INSTRUCTIONS TO FOLLOW —
What this exercise requires is a verbatim reproduction of the data below.

INFORMATION GIVEN —
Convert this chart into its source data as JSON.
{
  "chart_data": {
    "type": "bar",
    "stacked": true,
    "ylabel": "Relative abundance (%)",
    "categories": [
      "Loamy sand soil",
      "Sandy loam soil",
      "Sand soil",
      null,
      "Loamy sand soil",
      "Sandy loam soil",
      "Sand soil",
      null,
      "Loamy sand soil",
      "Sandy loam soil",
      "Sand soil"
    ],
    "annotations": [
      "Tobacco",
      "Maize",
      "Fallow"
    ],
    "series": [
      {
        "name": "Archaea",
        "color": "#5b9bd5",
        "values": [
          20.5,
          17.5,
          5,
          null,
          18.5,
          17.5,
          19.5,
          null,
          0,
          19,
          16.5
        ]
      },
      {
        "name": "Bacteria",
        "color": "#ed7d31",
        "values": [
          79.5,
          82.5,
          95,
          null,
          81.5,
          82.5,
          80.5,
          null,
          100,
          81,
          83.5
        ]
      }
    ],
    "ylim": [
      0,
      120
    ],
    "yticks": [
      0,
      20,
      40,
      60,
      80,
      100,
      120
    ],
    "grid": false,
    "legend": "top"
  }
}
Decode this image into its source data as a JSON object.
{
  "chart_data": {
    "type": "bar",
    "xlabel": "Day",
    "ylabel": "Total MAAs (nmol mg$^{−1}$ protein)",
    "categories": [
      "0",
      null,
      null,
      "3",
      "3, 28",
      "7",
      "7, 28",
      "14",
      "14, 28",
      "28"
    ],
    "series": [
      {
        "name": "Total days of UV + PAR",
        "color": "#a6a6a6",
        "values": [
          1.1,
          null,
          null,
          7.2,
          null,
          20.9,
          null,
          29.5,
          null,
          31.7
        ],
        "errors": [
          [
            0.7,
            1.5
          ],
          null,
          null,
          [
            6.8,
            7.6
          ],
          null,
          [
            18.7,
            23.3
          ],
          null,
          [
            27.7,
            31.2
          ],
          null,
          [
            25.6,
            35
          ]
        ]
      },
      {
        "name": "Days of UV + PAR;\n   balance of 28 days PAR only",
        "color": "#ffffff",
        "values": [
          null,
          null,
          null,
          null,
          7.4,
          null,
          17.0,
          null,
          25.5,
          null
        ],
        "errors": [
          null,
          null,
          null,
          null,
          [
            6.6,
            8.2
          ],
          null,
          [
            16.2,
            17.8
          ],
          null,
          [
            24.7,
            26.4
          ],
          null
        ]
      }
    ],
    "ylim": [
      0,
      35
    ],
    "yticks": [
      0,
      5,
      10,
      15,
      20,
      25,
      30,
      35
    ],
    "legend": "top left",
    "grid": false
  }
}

EXERCISE RESPONSE —
Convert this chart into its source data as JSON.
{
  "chart_data": {
    "type": "bar",
    "stacked": true,
    "ylabel": "Relative abundance (%)",
    "categories": [
      "Loamy sand soil",
      "Sandy loam soil",
      "Sand soil",
      null,
      "Loamy sand soil",
      "Sandy loam soil",
      "Sand soil",
      null,
      "Loamy sand soil",
      "Sandy loam soil",
      "Sand soil"
    ],
    "annotations": [
      "Tobacco",
      "Maize",
      "Fallow"
    ],
    "series": [
      {
        "name": "Archaea",
        "color": "#5b9bd5",
        "values": [
          20.5,
          17.5,
          5,
          null,
          18.5,
          17.5,
          19.5,
          null,
          0,
          19,
          16.5
        ]
      },
      {
        "name": "Bacteria",
        "color": "#ed7d31",
        "values": [
          79.5,
          82.5,
          95,
          null,
          81.5,
          82.5,
          80.5,
          null,
          100,
          81,
          83.5
        ]
      }
    ],
    "ylim": [
      0,
      120
    ],
    "yticks": [
      0,
      20,
      40,
      60,
      80,
      100,
      120
    ],
    "grid": false,
    "legend": "top"
  }
}
Decode this image into its source data as a JSON object.
{
  "chart_data": {
    "type": "bar",
    "xlabel": "Day",
    "ylabel": "Total MAAs (nmol mg$^{−1}$ protein)",
    "categories": [
      "0",
      null,
      null,
      "3",
      "3, 28",
      "7",
      "7, 28",
      "14",
      "14, 28",
      "28"
    ],
    "series": [
      {
        "name": "Total days of UV + PAR",
        "color": "#a6a6a6",
        "values": [
          1.1,
          null,
          null,
          7.2,
          null,
          20.9,
          null,
          29.5,
          null,
          31.7
        ],
        "errors": [
          [
            0.7,
            1.5
          ],
          null,
          null,
          [
            6.8,
            7.6
          ],
          null,
          [
            18.7,
            23.3
          ],
          null,
          [
            27.7,
            31.2
          ],
          null,
          [
            25.6,
            35
          ]
        ]
      },
      {
        "name": "Days of UV + PAR;\n   balance of 28 days PAR only",
        "color": "#ffffff",
        "values": [
          null,
          null,
          null,
          null,
          7.4,
          null,
          17.0,
          null,
          25.5,
          null
        ],
        "errors": [
          null,
          null,
          null,
          null,
          [
            6.6,
            8.2
          ],
          null,
          [
            16.2,
            17.8
          ],
          null,
          [
            24.7,
            26.4
          ],
          null
        ]
      }
    ],
    "ylim": [
      0,
      35
    ],
    "yticks": [
      0,
      5,
      10,
      15,
      20,
      25,
      30,
      35
    ],
    "legend": "top left",
    "grid": false
  }
}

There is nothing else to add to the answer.